## What the task requires:
Search the material for the word "Time" and report each line where it turns up.

— start Input rows —

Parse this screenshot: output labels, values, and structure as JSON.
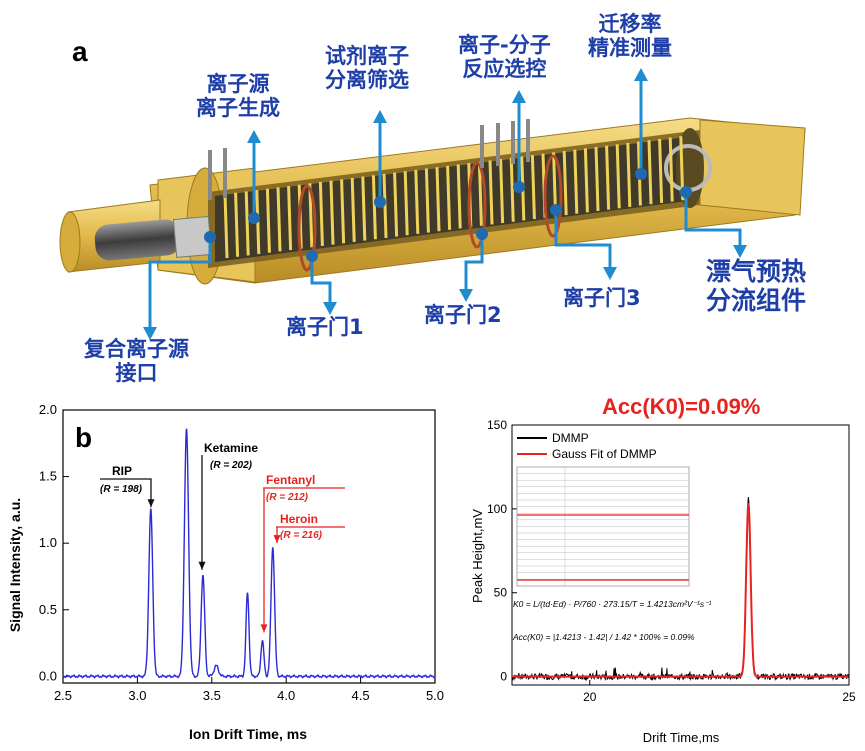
{
  "panel_a": {
    "letter": "a",
    "labels": {
      "ion_source_1": "离子源",
      "ion_source_2": "离子生成",
      "reagent_1": "试剂离子",
      "reagent_2": "分离筛选",
      "reaction_1": "离子-分子",
      "reaction_2": "反应选控",
      "mobility_1": "迁移率",
      "mobility_2": "精准测量",
      "gate1": "离子门1",
      "gate2": "离子门2",
      "gate3": "离子门3",
      "drift_1": "漂气预热",
      "drift_2": "分流组件",
      "interface_1": "复合离子源",
      "interface_2": "接口"
    }
  },
  "panel_b": {
    "letter": "b",
    "annotations": {
      "rip": "RIP",
      "rip_r": "(R = 198)",
      "ketamine": "Ketamine",
      "ketamine_r": "(R = 202)",
      "fentanyl": "Fentanyl",
      "fentanyl_r": "(R = 212)",
      "heroin": "Heroin",
      "heroin_r": "(R = 216)"
    },
    "colors": {
      "line": "#2b2bd6",
      "red": "#e8231e",
      "black": "#111111"
    }
  },
  "panel_c": {
    "title": "Acc(K0)=0.09%",
    "legend": {
      "dmmp": "DMMP",
      "fit": "Gauss Fit of DMMP"
    },
    "formula_k0": "K0 = L/(td·Ed) · P/760 · 273.15/T = 1.4213cm²V⁻¹s⁻¹",
    "formula_acc": "Acc(K0) = |1.4213 - 1.42| / 1.42 * 100% = 0.09%",
    "colors": {
      "black": "#000000",
      "red": "#e8231e"
    }
  },
  "chart_data": [
    {
      "type": "line",
      "xlabel": "Ion Drift Time, ms",
      "ylabel": "Signal Intensity, a.u.",
      "xlim": [
        2.5,
        5.0
      ],
      "ylim": [
        -0.05,
        2.0
      ],
      "xticks": [
        "2.5",
        "3.0",
        "3.5",
        "4.0",
        "4.5",
        "5.0"
      ],
      "yticks": [
        "0.0",
        "0.5",
        "1.0",
        "1.5",
        "2.0"
      ],
      "peaks": [
        {
          "x": 3.09,
          "y": 1.25,
          "w": 0.013
        },
        {
          "x": 3.33,
          "y": 1.85,
          "w": 0.014
        },
        {
          "x": 3.44,
          "y": 0.76,
          "w": 0.012
        },
        {
          "x": 3.53,
          "y": 0.08,
          "w": 0.015
        },
        {
          "x": 3.74,
          "y": 0.63,
          "w": 0.01
        },
        {
          "x": 3.84,
          "y": 0.27,
          "w": 0.01
        },
        {
          "x": 3.91,
          "y": 0.97,
          "w": 0.012
        }
      ]
    },
    {
      "type": "line",
      "xlabel": "Drift Time,ms",
      "ylabel": "Peak Height,mV",
      "xlim": [
        18.5,
        25.0
      ],
      "ylim": [
        -5,
        150
      ],
      "xticks": [
        "20",
        "25"
      ],
      "yticks": [
        "0",
        "50",
        "100",
        "150"
      ],
      "series": [
        {
          "name": "DMMP",
          "peak_x": 23.06,
          "peak_y": 107
        },
        {
          "name": "Gauss Fit of DMMP",
          "center": 23.06,
          "height": 103.3,
          "sigma": 0.043
        }
      ]
    }
  ]
}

— end Input rows —

## Full answer:
      "xlabel": "Ion Drift Time, ms",
      "xlabel": "Drift Time,ms",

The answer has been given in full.